>>>

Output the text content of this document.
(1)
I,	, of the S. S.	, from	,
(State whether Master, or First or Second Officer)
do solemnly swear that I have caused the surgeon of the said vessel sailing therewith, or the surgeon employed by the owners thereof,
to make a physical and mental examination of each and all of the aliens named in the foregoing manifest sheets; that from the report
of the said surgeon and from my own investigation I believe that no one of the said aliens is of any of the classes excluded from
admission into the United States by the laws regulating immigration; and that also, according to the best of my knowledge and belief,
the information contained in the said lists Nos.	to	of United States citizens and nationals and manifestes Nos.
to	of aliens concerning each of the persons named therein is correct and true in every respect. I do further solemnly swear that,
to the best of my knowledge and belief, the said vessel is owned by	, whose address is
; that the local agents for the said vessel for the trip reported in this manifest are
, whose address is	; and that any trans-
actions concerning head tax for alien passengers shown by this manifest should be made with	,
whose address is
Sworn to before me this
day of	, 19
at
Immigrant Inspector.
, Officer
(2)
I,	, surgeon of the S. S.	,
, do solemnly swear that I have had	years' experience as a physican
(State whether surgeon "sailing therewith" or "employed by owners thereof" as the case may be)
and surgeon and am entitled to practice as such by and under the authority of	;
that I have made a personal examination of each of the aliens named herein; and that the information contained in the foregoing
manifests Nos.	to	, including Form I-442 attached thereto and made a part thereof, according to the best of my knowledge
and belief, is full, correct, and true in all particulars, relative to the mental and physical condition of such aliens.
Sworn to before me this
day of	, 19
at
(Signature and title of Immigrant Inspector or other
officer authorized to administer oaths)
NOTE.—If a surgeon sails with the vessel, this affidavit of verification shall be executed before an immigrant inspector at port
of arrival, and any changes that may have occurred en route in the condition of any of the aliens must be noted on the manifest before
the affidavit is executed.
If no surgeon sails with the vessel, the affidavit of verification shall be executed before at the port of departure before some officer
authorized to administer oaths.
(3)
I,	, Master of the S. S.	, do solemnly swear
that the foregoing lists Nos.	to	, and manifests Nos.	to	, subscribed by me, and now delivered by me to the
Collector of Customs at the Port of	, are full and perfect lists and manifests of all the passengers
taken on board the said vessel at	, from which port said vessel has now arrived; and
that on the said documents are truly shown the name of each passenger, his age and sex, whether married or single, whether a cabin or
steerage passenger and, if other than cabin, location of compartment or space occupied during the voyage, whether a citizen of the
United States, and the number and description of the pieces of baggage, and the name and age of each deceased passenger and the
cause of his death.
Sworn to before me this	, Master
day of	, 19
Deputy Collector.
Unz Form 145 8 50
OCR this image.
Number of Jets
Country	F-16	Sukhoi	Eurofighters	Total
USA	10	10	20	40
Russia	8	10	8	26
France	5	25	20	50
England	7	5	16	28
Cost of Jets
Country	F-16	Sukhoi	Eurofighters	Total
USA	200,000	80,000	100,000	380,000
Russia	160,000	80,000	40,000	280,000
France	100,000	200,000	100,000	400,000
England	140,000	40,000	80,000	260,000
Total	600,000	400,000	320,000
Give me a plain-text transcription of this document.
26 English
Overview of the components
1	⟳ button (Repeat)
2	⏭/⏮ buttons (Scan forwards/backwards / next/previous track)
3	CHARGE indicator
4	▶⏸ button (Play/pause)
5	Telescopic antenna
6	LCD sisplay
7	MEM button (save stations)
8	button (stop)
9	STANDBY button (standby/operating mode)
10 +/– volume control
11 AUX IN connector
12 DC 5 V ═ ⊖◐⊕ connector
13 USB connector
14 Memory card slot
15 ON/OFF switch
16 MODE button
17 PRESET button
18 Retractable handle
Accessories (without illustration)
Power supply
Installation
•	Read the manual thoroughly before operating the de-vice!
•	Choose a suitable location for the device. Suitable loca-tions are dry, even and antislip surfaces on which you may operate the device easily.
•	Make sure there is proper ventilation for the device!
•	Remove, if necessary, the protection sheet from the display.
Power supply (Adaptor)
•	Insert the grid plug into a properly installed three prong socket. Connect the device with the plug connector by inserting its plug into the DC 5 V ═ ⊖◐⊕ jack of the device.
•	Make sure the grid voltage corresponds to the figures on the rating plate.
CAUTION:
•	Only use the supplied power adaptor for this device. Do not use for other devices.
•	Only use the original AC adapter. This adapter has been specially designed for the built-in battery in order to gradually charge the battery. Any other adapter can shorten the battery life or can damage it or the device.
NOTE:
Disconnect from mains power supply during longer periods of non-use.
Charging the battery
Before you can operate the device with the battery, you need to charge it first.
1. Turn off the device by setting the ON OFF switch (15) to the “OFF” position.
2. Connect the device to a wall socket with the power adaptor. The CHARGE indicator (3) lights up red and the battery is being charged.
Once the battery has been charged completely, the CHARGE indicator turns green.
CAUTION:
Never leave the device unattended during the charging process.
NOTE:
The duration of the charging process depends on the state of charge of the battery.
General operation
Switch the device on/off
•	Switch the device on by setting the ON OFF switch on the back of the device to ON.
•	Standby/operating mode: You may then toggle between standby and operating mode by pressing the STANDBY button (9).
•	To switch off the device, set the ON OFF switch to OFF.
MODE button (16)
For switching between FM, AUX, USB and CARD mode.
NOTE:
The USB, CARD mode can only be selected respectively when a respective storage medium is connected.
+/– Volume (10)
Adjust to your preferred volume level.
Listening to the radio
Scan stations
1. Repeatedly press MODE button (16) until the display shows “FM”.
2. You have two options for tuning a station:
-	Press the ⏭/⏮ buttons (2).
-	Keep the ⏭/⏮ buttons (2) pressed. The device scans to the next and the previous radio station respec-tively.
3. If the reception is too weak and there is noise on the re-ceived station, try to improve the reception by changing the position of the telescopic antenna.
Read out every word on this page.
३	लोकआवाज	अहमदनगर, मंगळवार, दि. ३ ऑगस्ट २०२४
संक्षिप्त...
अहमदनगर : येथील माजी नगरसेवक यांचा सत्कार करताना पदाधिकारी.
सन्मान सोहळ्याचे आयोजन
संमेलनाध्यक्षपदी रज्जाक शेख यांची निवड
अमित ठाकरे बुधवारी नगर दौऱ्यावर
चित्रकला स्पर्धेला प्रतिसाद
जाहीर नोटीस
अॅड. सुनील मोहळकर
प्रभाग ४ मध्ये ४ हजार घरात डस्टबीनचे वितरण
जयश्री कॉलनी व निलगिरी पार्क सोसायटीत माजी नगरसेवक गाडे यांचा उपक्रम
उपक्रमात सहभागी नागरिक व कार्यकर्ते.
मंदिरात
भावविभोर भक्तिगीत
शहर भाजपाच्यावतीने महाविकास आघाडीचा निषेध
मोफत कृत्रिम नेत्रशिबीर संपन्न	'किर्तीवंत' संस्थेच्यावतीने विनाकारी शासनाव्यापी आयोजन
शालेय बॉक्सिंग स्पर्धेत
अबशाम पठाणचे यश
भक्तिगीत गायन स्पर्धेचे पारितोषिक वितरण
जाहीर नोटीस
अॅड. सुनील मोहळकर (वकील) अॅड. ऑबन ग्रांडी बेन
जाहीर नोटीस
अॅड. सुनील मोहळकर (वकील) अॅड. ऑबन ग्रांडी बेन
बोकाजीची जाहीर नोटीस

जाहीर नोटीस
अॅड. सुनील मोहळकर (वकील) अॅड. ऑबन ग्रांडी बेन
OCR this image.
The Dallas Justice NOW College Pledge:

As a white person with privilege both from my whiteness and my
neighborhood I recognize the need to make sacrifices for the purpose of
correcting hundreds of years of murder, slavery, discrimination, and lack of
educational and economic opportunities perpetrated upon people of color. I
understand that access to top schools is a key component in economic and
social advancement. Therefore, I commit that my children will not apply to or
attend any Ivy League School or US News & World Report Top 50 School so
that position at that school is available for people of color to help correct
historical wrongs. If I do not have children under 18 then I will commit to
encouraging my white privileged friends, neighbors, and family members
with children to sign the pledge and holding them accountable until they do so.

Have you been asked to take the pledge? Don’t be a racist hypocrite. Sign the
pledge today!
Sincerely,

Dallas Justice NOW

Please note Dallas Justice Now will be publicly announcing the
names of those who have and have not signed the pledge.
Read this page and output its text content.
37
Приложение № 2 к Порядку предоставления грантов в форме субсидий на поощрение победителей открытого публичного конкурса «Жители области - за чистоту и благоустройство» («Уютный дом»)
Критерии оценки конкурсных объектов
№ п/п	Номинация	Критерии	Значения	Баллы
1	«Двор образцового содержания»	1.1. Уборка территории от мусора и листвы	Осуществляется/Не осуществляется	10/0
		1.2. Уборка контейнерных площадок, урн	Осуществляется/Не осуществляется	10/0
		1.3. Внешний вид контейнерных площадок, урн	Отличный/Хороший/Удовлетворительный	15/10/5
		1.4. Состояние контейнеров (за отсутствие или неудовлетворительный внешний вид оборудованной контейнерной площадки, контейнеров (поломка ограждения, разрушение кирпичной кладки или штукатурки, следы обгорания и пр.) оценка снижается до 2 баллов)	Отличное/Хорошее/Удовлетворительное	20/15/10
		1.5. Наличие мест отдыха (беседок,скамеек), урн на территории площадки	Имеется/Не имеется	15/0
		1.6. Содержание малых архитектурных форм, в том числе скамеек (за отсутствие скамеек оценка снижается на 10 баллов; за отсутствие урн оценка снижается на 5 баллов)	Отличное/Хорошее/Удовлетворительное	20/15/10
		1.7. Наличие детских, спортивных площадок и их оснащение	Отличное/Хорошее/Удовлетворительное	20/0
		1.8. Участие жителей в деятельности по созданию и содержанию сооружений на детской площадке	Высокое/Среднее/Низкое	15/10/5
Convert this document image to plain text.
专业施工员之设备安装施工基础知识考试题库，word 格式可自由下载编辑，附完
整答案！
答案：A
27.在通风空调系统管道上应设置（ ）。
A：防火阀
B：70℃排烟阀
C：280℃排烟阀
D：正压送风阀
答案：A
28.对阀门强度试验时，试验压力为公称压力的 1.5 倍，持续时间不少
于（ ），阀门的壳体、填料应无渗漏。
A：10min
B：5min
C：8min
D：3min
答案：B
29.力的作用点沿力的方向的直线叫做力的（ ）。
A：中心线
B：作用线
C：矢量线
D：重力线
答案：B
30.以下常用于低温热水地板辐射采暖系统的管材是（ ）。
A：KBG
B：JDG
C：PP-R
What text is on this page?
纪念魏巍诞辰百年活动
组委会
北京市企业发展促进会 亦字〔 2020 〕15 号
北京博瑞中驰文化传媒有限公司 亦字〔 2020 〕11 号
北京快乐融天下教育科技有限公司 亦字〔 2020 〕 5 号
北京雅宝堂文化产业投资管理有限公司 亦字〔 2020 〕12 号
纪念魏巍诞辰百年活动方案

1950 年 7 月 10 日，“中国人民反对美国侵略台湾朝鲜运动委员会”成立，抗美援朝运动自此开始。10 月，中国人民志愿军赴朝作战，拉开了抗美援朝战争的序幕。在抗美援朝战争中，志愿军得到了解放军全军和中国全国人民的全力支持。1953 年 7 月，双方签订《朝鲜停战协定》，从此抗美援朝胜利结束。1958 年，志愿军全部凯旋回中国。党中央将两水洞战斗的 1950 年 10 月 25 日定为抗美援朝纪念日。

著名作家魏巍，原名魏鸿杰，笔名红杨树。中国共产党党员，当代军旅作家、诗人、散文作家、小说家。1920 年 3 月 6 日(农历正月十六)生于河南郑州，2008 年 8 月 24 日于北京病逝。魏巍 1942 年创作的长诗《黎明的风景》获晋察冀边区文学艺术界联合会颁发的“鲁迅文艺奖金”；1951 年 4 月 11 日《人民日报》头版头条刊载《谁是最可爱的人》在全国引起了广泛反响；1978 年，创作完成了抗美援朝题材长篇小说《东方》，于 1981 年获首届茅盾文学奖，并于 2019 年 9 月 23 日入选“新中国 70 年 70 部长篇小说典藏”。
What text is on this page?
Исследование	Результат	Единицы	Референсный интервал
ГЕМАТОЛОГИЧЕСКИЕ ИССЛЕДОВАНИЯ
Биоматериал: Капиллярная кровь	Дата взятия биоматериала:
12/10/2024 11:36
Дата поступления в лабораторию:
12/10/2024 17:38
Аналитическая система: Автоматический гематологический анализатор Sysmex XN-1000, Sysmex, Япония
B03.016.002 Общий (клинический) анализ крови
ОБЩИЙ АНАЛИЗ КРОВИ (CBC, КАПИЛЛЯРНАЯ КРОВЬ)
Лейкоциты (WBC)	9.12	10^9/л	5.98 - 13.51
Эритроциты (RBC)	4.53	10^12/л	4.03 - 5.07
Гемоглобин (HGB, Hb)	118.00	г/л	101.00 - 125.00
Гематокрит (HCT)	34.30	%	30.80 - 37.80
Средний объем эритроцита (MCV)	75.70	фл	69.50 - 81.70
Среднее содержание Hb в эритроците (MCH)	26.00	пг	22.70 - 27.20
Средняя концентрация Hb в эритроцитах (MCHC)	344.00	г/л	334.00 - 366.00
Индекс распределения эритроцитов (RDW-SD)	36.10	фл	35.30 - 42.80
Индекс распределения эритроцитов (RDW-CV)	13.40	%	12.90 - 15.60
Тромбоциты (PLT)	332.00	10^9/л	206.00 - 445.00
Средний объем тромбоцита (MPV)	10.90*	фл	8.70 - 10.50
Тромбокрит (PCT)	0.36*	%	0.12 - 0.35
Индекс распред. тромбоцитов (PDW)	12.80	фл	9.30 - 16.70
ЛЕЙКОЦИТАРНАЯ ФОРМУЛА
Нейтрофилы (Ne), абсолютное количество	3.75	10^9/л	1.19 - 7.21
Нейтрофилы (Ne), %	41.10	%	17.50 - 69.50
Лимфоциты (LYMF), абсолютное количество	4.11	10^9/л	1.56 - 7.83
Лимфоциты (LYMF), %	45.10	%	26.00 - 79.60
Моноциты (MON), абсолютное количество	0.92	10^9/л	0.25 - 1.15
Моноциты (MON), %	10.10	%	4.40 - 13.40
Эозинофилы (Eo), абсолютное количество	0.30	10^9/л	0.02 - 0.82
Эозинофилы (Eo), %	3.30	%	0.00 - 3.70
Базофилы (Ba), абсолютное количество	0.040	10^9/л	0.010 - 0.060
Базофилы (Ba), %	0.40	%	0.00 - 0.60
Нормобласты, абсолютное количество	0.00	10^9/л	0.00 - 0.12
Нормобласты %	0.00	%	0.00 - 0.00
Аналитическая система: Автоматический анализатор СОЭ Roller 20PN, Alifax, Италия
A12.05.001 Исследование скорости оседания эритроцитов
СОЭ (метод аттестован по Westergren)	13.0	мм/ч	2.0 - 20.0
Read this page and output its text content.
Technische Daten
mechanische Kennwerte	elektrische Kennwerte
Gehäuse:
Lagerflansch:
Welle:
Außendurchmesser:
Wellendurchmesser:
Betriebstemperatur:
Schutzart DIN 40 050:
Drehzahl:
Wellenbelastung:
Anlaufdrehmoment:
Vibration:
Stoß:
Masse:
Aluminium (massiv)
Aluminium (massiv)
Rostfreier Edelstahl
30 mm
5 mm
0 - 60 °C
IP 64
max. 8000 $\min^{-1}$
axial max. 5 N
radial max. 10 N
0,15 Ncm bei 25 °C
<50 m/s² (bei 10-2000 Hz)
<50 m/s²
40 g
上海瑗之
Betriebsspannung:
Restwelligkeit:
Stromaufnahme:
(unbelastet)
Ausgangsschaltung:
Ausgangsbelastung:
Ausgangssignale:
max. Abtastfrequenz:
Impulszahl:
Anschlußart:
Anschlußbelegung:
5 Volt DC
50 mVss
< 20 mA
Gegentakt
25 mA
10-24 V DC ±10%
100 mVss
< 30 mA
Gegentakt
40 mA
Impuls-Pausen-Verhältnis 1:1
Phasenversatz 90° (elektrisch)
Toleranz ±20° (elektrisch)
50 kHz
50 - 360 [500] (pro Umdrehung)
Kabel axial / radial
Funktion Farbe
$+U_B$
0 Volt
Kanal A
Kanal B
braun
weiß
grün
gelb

<<<

## Prompt
All lines holding the word "process" should be picked out and copied.

## Task result
Never leave the device unattended during the charging process.
The duration of the charging process depends on the state of charge of the battery.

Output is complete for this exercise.